Source records:
* START *

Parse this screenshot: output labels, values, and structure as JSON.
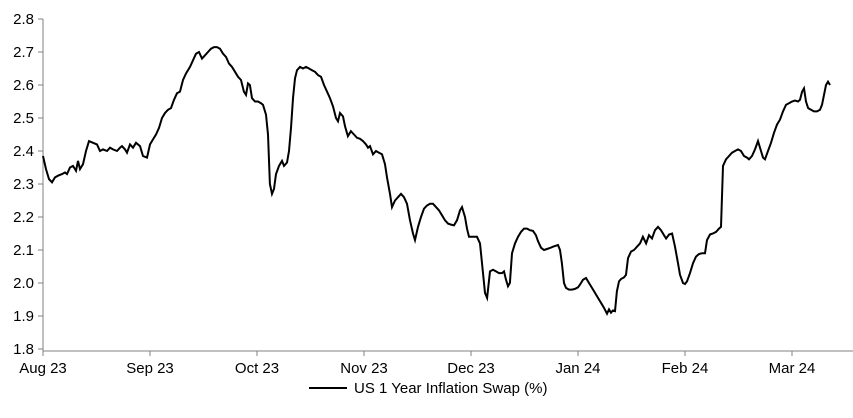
{
  "chart_data": {
    "type": "line",
    "legend": {
      "label": "US 1 Year Inflation Swap (%)",
      "marker_color": "#000000",
      "position": "bottom-center"
    },
    "x_axis": {
      "tick_labels": [
        "Aug 23",
        "Sep 23",
        "Oct 23",
        "Nov 23",
        "Dec 23",
        "Jan 24",
        "Feb 24",
        "Mar 24"
      ],
      "unit": "months_since_first_tick",
      "grid": false
    },
    "y_axis": {
      "min": 1.8,
      "max": 2.8,
      "step": 0.1,
      "tick_labels": [
        "1.8",
        "1.9",
        "2.0",
        "2.1",
        "2.2",
        "2.3",
        "2.4",
        "2.5",
        "2.6",
        "2.7",
        "2.8"
      ],
      "grid": false
    },
    "axis_color": "#808080",
    "text_color": "#000000",
    "series": [
      {
        "name": "US 1 Year Inflation Swap (%)",
        "color": "#000000",
        "points": [
          [
            0.0,
            2.385
          ],
          [
            0.028,
            2.345
          ],
          [
            0.056,
            2.315
          ],
          [
            0.084,
            2.305
          ],
          [
            0.112,
            2.32
          ],
          [
            0.14,
            2.325
          ],
          [
            0.178,
            2.33
          ],
          [
            0.206,
            2.335
          ],
          [
            0.224,
            2.33
          ],
          [
            0.252,
            2.35
          ],
          [
            0.28,
            2.355
          ],
          [
            0.308,
            2.34
          ],
          [
            0.327,
            2.37
          ],
          [
            0.346,
            2.345
          ],
          [
            0.374,
            2.36
          ],
          [
            0.402,
            2.4
          ],
          [
            0.43,
            2.43
          ],
          [
            0.467,
            2.425
          ],
          [
            0.505,
            2.42
          ],
          [
            0.533,
            2.4
          ],
          [
            0.561,
            2.405
          ],
          [
            0.598,
            2.4
          ],
          [
            0.626,
            2.41
          ],
          [
            0.654,
            2.405
          ],
          [
            0.692,
            2.4
          ],
          [
            0.72,
            2.41
          ],
          [
            0.738,
            2.415
          ],
          [
            0.766,
            2.405
          ],
          [
            0.785,
            2.395
          ],
          [
            0.813,
            2.42
          ],
          [
            0.841,
            2.41
          ],
          [
            0.869,
            2.425
          ],
          [
            0.907,
            2.415
          ],
          [
            0.935,
            2.385
          ],
          [
            0.972,
            2.38
          ],
          [
            1.0,
            2.42
          ],
          [
            1.028,
            2.435
          ],
          [
            1.056,
            2.45
          ],
          [
            1.084,
            2.47
          ],
          [
            1.112,
            2.5
          ],
          [
            1.14,
            2.515
          ],
          [
            1.168,
            2.525
          ],
          [
            1.196,
            2.53
          ],
          [
            1.224,
            2.555
          ],
          [
            1.252,
            2.575
          ],
          [
            1.28,
            2.58
          ],
          [
            1.308,
            2.615
          ],
          [
            1.336,
            2.635
          ],
          [
            1.374,
            2.655
          ],
          [
            1.402,
            2.675
          ],
          [
            1.43,
            2.695
          ],
          [
            1.458,
            2.7
          ],
          [
            1.486,
            2.68
          ],
          [
            1.514,
            2.69
          ],
          [
            1.542,
            2.7
          ],
          [
            1.57,
            2.71
          ],
          [
            1.598,
            2.715
          ],
          [
            1.626,
            2.715
          ],
          [
            1.654,
            2.71
          ],
          [
            1.682,
            2.695
          ],
          [
            1.71,
            2.685
          ],
          [
            1.738,
            2.665
          ],
          [
            1.766,
            2.655
          ],
          [
            1.794,
            2.64
          ],
          [
            1.822,
            2.625
          ],
          [
            1.85,
            2.615
          ],
          [
            1.878,
            2.58
          ],
          [
            1.897,
            2.57
          ],
          [
            1.916,
            2.605
          ],
          [
            1.934,
            2.6
          ],
          [
            1.953,
            2.56
          ],
          [
            1.981,
            2.55
          ],
          [
            2.009,
            2.55
          ],
          [
            2.037,
            2.545
          ],
          [
            2.056,
            2.54
          ],
          [
            2.084,
            2.51
          ],
          [
            2.103,
            2.45
          ],
          [
            2.121,
            2.3
          ],
          [
            2.14,
            2.27
          ],
          [
            2.159,
            2.285
          ],
          [
            2.178,
            2.33
          ],
          [
            2.206,
            2.355
          ],
          [
            2.234,
            2.37
          ],
          [
            2.252,
            2.355
          ],
          [
            2.28,
            2.365
          ],
          [
            2.299,
            2.4
          ],
          [
            2.318,
            2.47
          ],
          [
            2.336,
            2.56
          ],
          [
            2.355,
            2.62
          ],
          [
            2.374,
            2.645
          ],
          [
            2.402,
            2.655
          ],
          [
            2.43,
            2.65
          ],
          [
            2.458,
            2.655
          ],
          [
            2.486,
            2.65
          ],
          [
            2.514,
            2.645
          ],
          [
            2.542,
            2.64
          ],
          [
            2.57,
            2.63
          ],
          [
            2.598,
            2.625
          ],
          [
            2.626,
            2.6
          ],
          [
            2.654,
            2.58
          ],
          [
            2.682,
            2.56
          ],
          [
            2.71,
            2.535
          ],
          [
            2.738,
            2.5
          ],
          [
            2.757,
            2.49
          ],
          [
            2.776,
            2.515
          ],
          [
            2.804,
            2.505
          ],
          [
            2.822,
            2.475
          ],
          [
            2.85,
            2.445
          ],
          [
            2.878,
            2.46
          ],
          [
            2.907,
            2.45
          ],
          [
            2.935,
            2.44
          ],
          [
            2.963,
            2.437
          ],
          [
            2.991,
            2.43
          ],
          [
            3.019,
            2.42
          ],
          [
            3.037,
            2.41
          ],
          [
            3.056,
            2.415
          ],
          [
            3.084,
            2.39
          ],
          [
            3.112,
            2.4
          ],
          [
            3.14,
            2.395
          ],
          [
            3.168,
            2.39
          ],
          [
            3.196,
            2.36
          ],
          [
            3.215,
            2.32
          ],
          [
            3.243,
            2.27
          ],
          [
            3.262,
            2.23
          ],
          [
            3.29,
            2.25
          ],
          [
            3.318,
            2.26
          ],
          [
            3.346,
            2.27
          ],
          [
            3.374,
            2.26
          ],
          [
            3.402,
            2.24
          ],
          [
            3.43,
            2.19
          ],
          [
            3.458,
            2.15
          ],
          [
            3.477,
            2.13
          ],
          [
            3.505,
            2.17
          ],
          [
            3.533,
            2.2
          ],
          [
            3.561,
            2.225
          ],
          [
            3.589,
            2.235
          ],
          [
            3.617,
            2.24
          ],
          [
            3.645,
            2.24
          ],
          [
            3.673,
            2.23
          ],
          [
            3.701,
            2.22
          ],
          [
            3.729,
            2.205
          ],
          [
            3.757,
            2.19
          ],
          [
            3.785,
            2.18
          ],
          [
            3.813,
            2.177
          ],
          [
            3.841,
            2.175
          ],
          [
            3.869,
            2.19
          ],
          [
            3.897,
            2.22
          ],
          [
            3.916,
            2.23
          ],
          [
            3.944,
            2.2
          ],
          [
            3.963,
            2.165
          ],
          [
            3.981,
            2.14
          ],
          [
            4.019,
            2.14
          ],
          [
            4.056,
            2.14
          ],
          [
            4.084,
            2.12
          ],
          [
            4.103,
            2.06
          ],
          [
            4.131,
            1.97
          ],
          [
            4.15,
            1.955
          ],
          [
            4.178,
            2.035
          ],
          [
            4.206,
            2.04
          ],
          [
            4.234,
            2.035
          ],
          [
            4.262,
            2.03
          ],
          [
            4.29,
            2.03
          ],
          [
            4.308,
            2.035
          ],
          [
            4.327,
            2.01
          ],
          [
            4.346,
            1.99
          ],
          [
            4.364,
            2.0
          ],
          [
            4.383,
            2.09
          ],
          [
            4.411,
            2.12
          ],
          [
            4.439,
            2.14
          ],
          [
            4.467,
            2.155
          ],
          [
            4.495,
            2.165
          ],
          [
            4.523,
            2.165
          ],
          [
            4.551,
            2.16
          ],
          [
            4.579,
            2.158
          ],
          [
            4.607,
            2.145
          ],
          [
            4.626,
            2.127
          ],
          [
            4.654,
            2.107
          ],
          [
            4.682,
            2.1
          ],
          [
            4.71,
            2.103
          ],
          [
            4.738,
            2.106
          ],
          [
            4.766,
            2.11
          ],
          [
            4.794,
            2.113
          ],
          [
            4.813,
            2.115
          ],
          [
            4.832,
            2.1
          ],
          [
            4.85,
            2.06
          ],
          [
            4.869,
            2.0
          ],
          [
            4.888,
            1.985
          ],
          [
            4.916,
            1.98
          ],
          [
            4.944,
            1.98
          ],
          [
            4.972,
            1.982
          ],
          [
            5.0,
            1.987
          ],
          [
            5.019,
            1.995
          ],
          [
            5.047,
            2.01
          ],
          [
            5.075,
            2.015
          ],
          [
            5.103,
            2.0
          ],
          [
            5.131,
            1.985
          ],
          [
            5.159,
            1.97
          ],
          [
            5.187,
            1.955
          ],
          [
            5.215,
            1.94
          ],
          [
            5.243,
            1.925
          ],
          [
            5.271,
            1.907
          ],
          [
            5.29,
            1.92
          ],
          [
            5.308,
            1.91
          ],
          [
            5.327,
            1.917
          ],
          [
            5.346,
            1.915
          ],
          [
            5.364,
            1.975
          ],
          [
            5.383,
            2.005
          ],
          [
            5.402,
            2.012
          ],
          [
            5.43,
            2.017
          ],
          [
            5.449,
            2.025
          ],
          [
            5.467,
            2.075
          ],
          [
            5.495,
            2.095
          ],
          [
            5.523,
            2.1
          ],
          [
            5.551,
            2.11
          ],
          [
            5.579,
            2.12
          ],
          [
            5.607,
            2.14
          ],
          [
            5.636,
            2.12
          ],
          [
            5.664,
            2.145
          ],
          [
            5.692,
            2.135
          ],
          [
            5.72,
            2.16
          ],
          [
            5.748,
            2.17
          ],
          [
            5.776,
            2.16
          ],
          [
            5.804,
            2.145
          ],
          [
            5.823,
            2.135
          ],
          [
            5.851,
            2.147
          ],
          [
            5.879,
            2.15
          ],
          [
            5.907,
            2.11
          ],
          [
            5.935,
            2.06
          ],
          [
            5.953,
            2.025
          ],
          [
            5.981,
            2.0
          ],
          [
            6.0,
            1.997
          ],
          [
            6.019,
            2.005
          ],
          [
            6.047,
            2.03
          ],
          [
            6.075,
            2.06
          ],
          [
            6.103,
            2.08
          ],
          [
            6.131,
            2.088
          ],
          [
            6.159,
            2.09
          ],
          [
            6.187,
            2.09
          ],
          [
            6.206,
            2.13
          ],
          [
            6.234,
            2.147
          ],
          [
            6.262,
            2.15
          ],
          [
            6.29,
            2.155
          ],
          [
            6.318,
            2.165
          ],
          [
            6.336,
            2.17
          ],
          [
            6.355,
            2.355
          ],
          [
            6.383,
            2.375
          ],
          [
            6.411,
            2.385
          ],
          [
            6.439,
            2.395
          ],
          [
            6.467,
            2.4
          ],
          [
            6.495,
            2.405
          ],
          [
            6.523,
            2.4
          ],
          [
            6.551,
            2.385
          ],
          [
            6.579,
            2.38
          ],
          [
            6.598,
            2.375
          ],
          [
            6.626,
            2.385
          ],
          [
            6.654,
            2.405
          ],
          [
            6.682,
            2.43
          ],
          [
            6.71,
            2.4
          ],
          [
            6.729,
            2.38
          ],
          [
            6.748,
            2.375
          ],
          [
            6.776,
            2.4
          ],
          [
            6.804,
            2.425
          ],
          [
            6.832,
            2.455
          ],
          [
            6.86,
            2.48
          ],
          [
            6.888,
            2.495
          ],
          [
            6.916,
            2.52
          ],
          [
            6.944,
            2.54
          ],
          [
            6.972,
            2.545
          ],
          [
            7.0,
            2.55
          ],
          [
            7.028,
            2.553
          ],
          [
            7.056,
            2.55
          ],
          [
            7.075,
            2.555
          ],
          [
            7.094,
            2.58
          ],
          [
            7.112,
            2.59
          ],
          [
            7.131,
            2.55
          ],
          [
            7.15,
            2.53
          ],
          [
            7.178,
            2.525
          ],
          [
            7.206,
            2.52
          ],
          [
            7.234,
            2.52
          ],
          [
            7.262,
            2.525
          ],
          [
            7.28,
            2.54
          ],
          [
            7.299,
            2.57
          ],
          [
            7.318,
            2.6
          ],
          [
            7.336,
            2.61
          ],
          [
            7.355,
            2.6
          ]
        ]
      }
    ]
  }
}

* END *

= Work to be completed =
Pick out the lines that include the word "Inflation" and write them out.

= Answer to this task =
      "label": "US 1 Year Inflation Swap (%)",
        "name": "US 1 Year Inflation Swap (%)",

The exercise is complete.